:: Goal ::
Rewrite the data from the line with "248, 222, 250]" up to and including the line with "198, 181, 200]", changing every "candle-body" to "candle-rect" and keeping everything else the same. Return only those lines.

────

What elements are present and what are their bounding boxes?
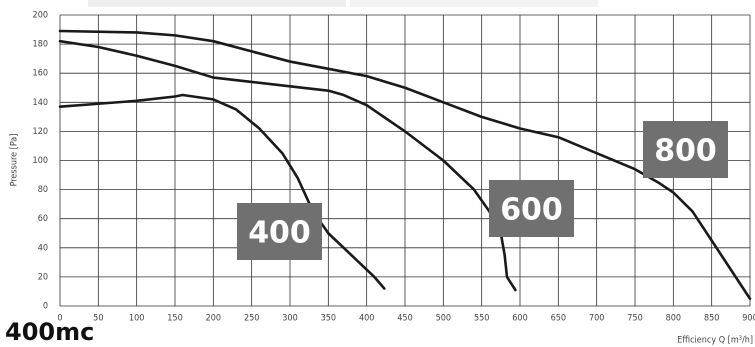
- faded-panel: [350, 0, 598, 7]
- y-tick-label: 140: [33, 98, 48, 108]
- chart-title: 400mc: [5, 318, 94, 346]
- y-tick-label: 180: [33, 40, 48, 50]
- curve: [58, 29, 752, 301]
- curve: [58, 93, 386, 290]
- y-tick-label: 20: [38, 272, 48, 282]
- y-tick-label: 100: [33, 156, 48, 166]
- curve-label: 600: [500, 193, 563, 228]
- x-tick-label: 400: [359, 314, 374, 324]
- x-tick-label: 250: [244, 314, 259, 324]
- x-tick-label: 0: [57, 314, 62, 324]
- x-tick-label: 550: [474, 314, 489, 324]
- x-tick-label: 150: [167, 314, 182, 324]
- y-tick-label: 40: [38, 243, 48, 253]
- x-tick-label: 900: [742, 314, 755, 324]
- y-tick-label: 120: [33, 127, 48, 137]
- x-tick-label: 750: [627, 314, 642, 324]
- y-tick-label: 60: [38, 214, 48, 224]
- x-tick-label: 850: [704, 314, 719, 324]
- x-axis-label: Efficiency Q [m³/h]: [677, 336, 753, 346]
- x-tick-label: 800: [666, 314, 681, 324]
- faded-panel: [88, 0, 346, 7]
- y-tick-label: 160: [33, 69, 48, 79]
- x-tick-label: 350: [321, 314, 336, 324]
- x-tick-label: 700: [589, 314, 604, 324]
- x-tick-label: 300: [282, 314, 297, 324]
- y-tick-label: 80: [38, 185, 48, 195]
- y-tick-label: 0: [43, 302, 48, 312]
- curve-label-box: [643, 121, 728, 178]
- curve-label-box: [237, 203, 322, 260]
- curve-label-box: [489, 180, 574, 237]
- x-tick-label: 450: [397, 314, 412, 324]
- x-tick-label: 600: [512, 314, 527, 324]
- curve-label: 400: [248, 216, 311, 251]
- x-tick-label: 650: [551, 314, 566, 324]
- curve-label: 800: [654, 134, 717, 169]
- x-tick-label: 50: [93, 314, 103, 324]
- y-tick-label: 200: [33, 11, 48, 21]
- x-tick-label: 500: [436, 314, 451, 324]
- y-axis-label: Pressure [Pa]: [10, 134, 20, 187]
- x-tick-label: 100: [129, 314, 144, 324]
- x-tick-label: 200: [206, 314, 221, 324]
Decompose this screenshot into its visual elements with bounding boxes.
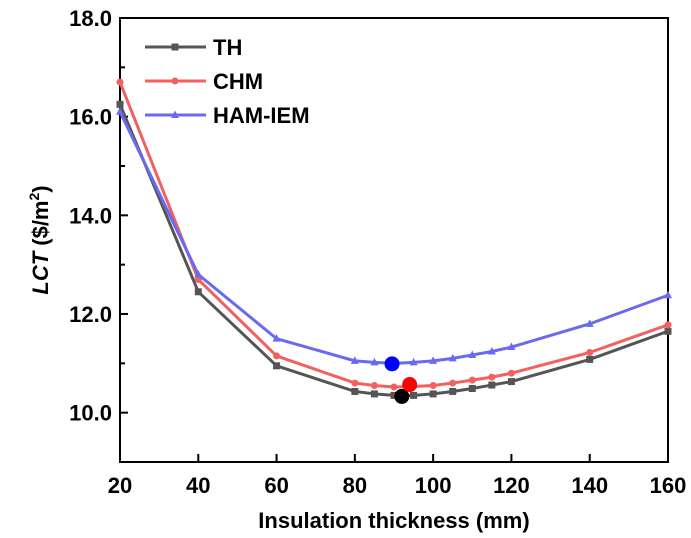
data-point [429, 382, 437, 390]
legend-label: CHM [213, 69, 263, 94]
y-axis-title-sup: 2 [26, 193, 42, 201]
legend-item-th: TH [145, 35, 242, 60]
series-th [116, 100, 672, 399]
y-axis-title-close: ) [28, 185, 53, 192]
series-line [118, 111, 669, 365]
y-axis: 10.0 12.0 14.0 16.0 18.0 [69, 6, 128, 463]
legend-item-ham-iem: HAM-IEM [145, 103, 310, 128]
y-axis-title: LCT ($/m2) [26, 185, 53, 294]
x-tick-label: 40 [186, 473, 210, 498]
legend-label: TH [213, 35, 242, 60]
series-line [118, 81, 669, 389]
optimum-point-th [394, 388, 410, 404]
data-point [370, 382, 378, 390]
legend-label: HAM-IEM [213, 103, 310, 128]
data-point [351, 379, 359, 387]
optimum-point-ham-iem [384, 356, 400, 372]
data-point [171, 77, 179, 85]
series-ham-iem [116, 107, 672, 367]
data-point [488, 381, 496, 389]
data-point [488, 373, 496, 381]
y-tick-label: 14.0 [69, 203, 112, 228]
data-point [370, 357, 379, 366]
plot-frame [119, 17, 669, 463]
data-point [449, 387, 457, 395]
x-tick-label: 20 [108, 473, 132, 498]
data-point [410, 391, 418, 399]
y-axis-title-main: LCT [28, 250, 53, 294]
x-tick-label: 100 [415, 473, 452, 498]
optimum-points [384, 356, 418, 404]
data-point [171, 43, 179, 51]
data-point [449, 379, 457, 387]
x-axis: 20 40 60 80 100 120 140 160 [108, 454, 687, 498]
y-tick-label: 10.0 [69, 401, 112, 426]
data-point [585, 319, 594, 327]
x-tick-label: 160 [650, 473, 687, 498]
series-chm [116, 78, 672, 391]
series-line [118, 103, 669, 397]
data-point [487, 346, 496, 355]
data-point [171, 110, 179, 118]
legend-item-chm: CHM [145, 69, 263, 94]
x-tick-label: 60 [264, 473, 288, 498]
data-point [468, 376, 476, 384]
data-point [350, 356, 359, 364]
data-point [468, 384, 476, 392]
optimum-point-chm [402, 377, 418, 393]
data-point [586, 348, 594, 356]
data-point [272, 334, 281, 342]
data-point [390, 391, 398, 399]
data-point [507, 342, 516, 351]
x-axis-title: Insulation thickness (mm) [258, 508, 529, 533]
legend: TH CHM HAM-IEM [145, 35, 310, 128]
data-point [370, 390, 378, 398]
series-layer [116, 78, 672, 399]
data-point [468, 350, 477, 358]
data-point [507, 378, 515, 386]
data-point [194, 288, 202, 296]
data-point [507, 369, 515, 377]
y-tick-label: 18.0 [69, 6, 112, 31]
data-point [664, 290, 672, 299]
data-point [116, 100, 124, 108]
data-point [390, 383, 398, 391]
x-tick-label: 140 [571, 473, 608, 498]
data-point [409, 357, 418, 366]
x-tick-label: 120 [493, 473, 530, 498]
y-axis-title-unit: ($/m [28, 201, 53, 252]
data-point [351, 387, 359, 395]
data-point [664, 327, 672, 335]
data-point [116, 107, 124, 115]
data-point [273, 362, 281, 370]
data-point [116, 78, 124, 86]
data-point [429, 356, 438, 364]
data-point [664, 321, 672, 329]
y-tick-label: 12.0 [69, 302, 112, 327]
x-tick-label: 80 [343, 473, 367, 498]
data-point [448, 353, 457, 362]
data-point [194, 270, 203, 278]
y-tick-label: 16.0 [69, 105, 112, 130]
data-point [429, 390, 437, 398]
data-point [273, 352, 281, 360]
data-point [586, 355, 594, 363]
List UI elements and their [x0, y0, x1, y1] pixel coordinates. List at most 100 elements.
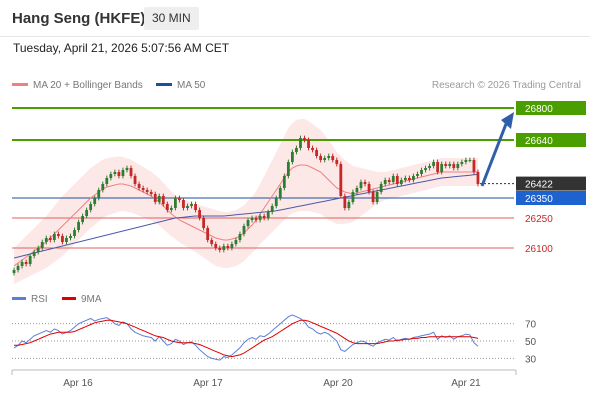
candle-body	[218, 248, 222, 250]
ma50-line	[13, 173, 479, 259]
candle-body	[214, 244, 218, 248]
candle-body	[194, 204, 197, 210]
instrument-title: Hang Seng (HKFE)	[12, 10, 146, 27]
candle-body	[363, 182, 367, 184]
candle-body	[367, 184, 371, 192]
level-box-26422	[516, 176, 586, 191]
candle-body	[282, 176, 286, 188]
candle-body	[178, 198, 181, 200]
candle-body	[250, 218, 254, 220]
candle-body	[238, 234, 242, 240]
candle-body	[295, 148, 298, 152]
candle-body	[270, 206, 274, 212]
rsi-tick-30: 30	[525, 354, 537, 365]
candle-body	[113, 172, 117, 174]
level-label-26350: 26350	[525, 194, 553, 205]
candle-body	[299, 138, 302, 148]
candle-body	[69, 236, 72, 238]
x-tick-label: Apr 17	[193, 378, 223, 389]
candle-body	[420, 170, 423, 174]
candle-body	[399, 180, 403, 184]
legend-ma50: MA 50	[156, 80, 205, 91]
candle-body	[258, 216, 262, 220]
candle-body	[343, 196, 347, 208]
candle-body	[476, 172, 480, 184]
candle-body	[246, 220, 250, 226]
rsi-panel: 70 50 30	[12, 314, 537, 365]
candle-body	[428, 166, 431, 168]
bollinger-bands	[14, 119, 478, 284]
x-tick-label: Apr 16	[63, 378, 93, 389]
candle-body	[440, 164, 444, 172]
rsi-line	[13, 314, 479, 361]
candle-body	[351, 192, 355, 202]
x-tick-label: Apr 21	[451, 378, 481, 389]
candle-body	[448, 164, 452, 166]
candle-body	[391, 176, 395, 182]
candle-body	[355, 188, 359, 192]
forecast-arrow-head	[501, 112, 514, 129]
chart-datetime: Tuesday, April 21, 2026 5:07:56 AM CET	[13, 41, 230, 55]
candle-body	[407, 178, 411, 180]
candle-body	[234, 240, 238, 244]
candle-body	[161, 196, 165, 204]
candle-body	[129, 168, 133, 176]
candle-body	[303, 138, 306, 140]
candle-body	[254, 218, 258, 220]
candle-body	[383, 180, 387, 184]
candle-body	[412, 176, 415, 180]
level-label-26800: 26800	[525, 104, 553, 115]
candle-body	[327, 156, 331, 158]
candle-body	[371, 192, 375, 202]
candle-body	[52, 234, 56, 240]
candle-body	[48, 238, 52, 240]
candle-body	[121, 170, 125, 176]
timeframe-button[interactable]: 30 MIN	[144, 7, 199, 30]
candle-body	[186, 206, 189, 208]
bollinger-band-area	[14, 119, 478, 284]
candle-body	[222, 246, 226, 250]
candle-body	[61, 236, 64, 242]
level-label-26640: 26640	[525, 136, 553, 147]
candle-body	[182, 200, 185, 208]
candle-body	[202, 218, 206, 228]
candle-body	[16, 266, 20, 270]
candle-body	[424, 168, 427, 170]
candle-body	[286, 162, 290, 176]
candle-body	[311, 148, 314, 150]
candle-body	[173, 198, 177, 208]
candle-body	[73, 230, 76, 236]
candle-body	[101, 184, 105, 190]
candle-body	[141, 188, 145, 190]
level-label-26422: 26422	[525, 180, 553, 191]
candle-body	[379, 184, 383, 192]
candle-body	[44, 238, 48, 242]
candle-body	[464, 160, 468, 162]
candle-body	[432, 162, 436, 166]
candle-body	[20, 262, 24, 266]
candle-body	[323, 158, 327, 160]
level-box-26640	[516, 133, 586, 147]
candle-body	[452, 164, 456, 168]
candlesticks	[12, 135, 480, 276]
candle-body	[315, 150, 319, 156]
candle-body	[165, 204, 169, 210]
header-divider	[0, 36, 590, 37]
ma50-swatch	[156, 82, 172, 86]
rsi-swatch	[12, 296, 26, 300]
research-credit: Research © 2026 Trading Central	[431, 80, 581, 91]
forecast-arrow	[480, 112, 514, 187]
title-bar: Hang Seng (HKFE) 30 MIN	[0, 0, 590, 36]
candle-body	[266, 212, 270, 218]
candle-body	[331, 156, 335, 160]
level-label-26250: 26250	[525, 214, 553, 225]
candle-body	[109, 174, 113, 178]
forecast-arrow-shaft	[480, 123, 508, 187]
candle-body	[149, 192, 153, 194]
candle-body	[137, 184, 141, 188]
candle-body	[359, 182, 363, 188]
ma20-legend-label: MA 20 + Bollinger Bands	[33, 80, 143, 91]
candle-body	[242, 226, 246, 234]
candle-body	[403, 178, 407, 180]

────

:: Exercise output ::
candle-rect	[218, 248, 222, 250]
ma50-line	[13, 173, 479, 259]
candle-rect	[214, 244, 218, 248]
candle-rect	[194, 204, 197, 210]
instrument-title: Hang Seng (HKFE)	[12, 10, 146, 27]
candle-rect	[363, 182, 367, 184]
candle-rect	[367, 184, 371, 192]
level-box-26422	[516, 176, 586, 191]
candle-rect	[282, 176, 286, 188]
candle-rect	[178, 198, 181, 200]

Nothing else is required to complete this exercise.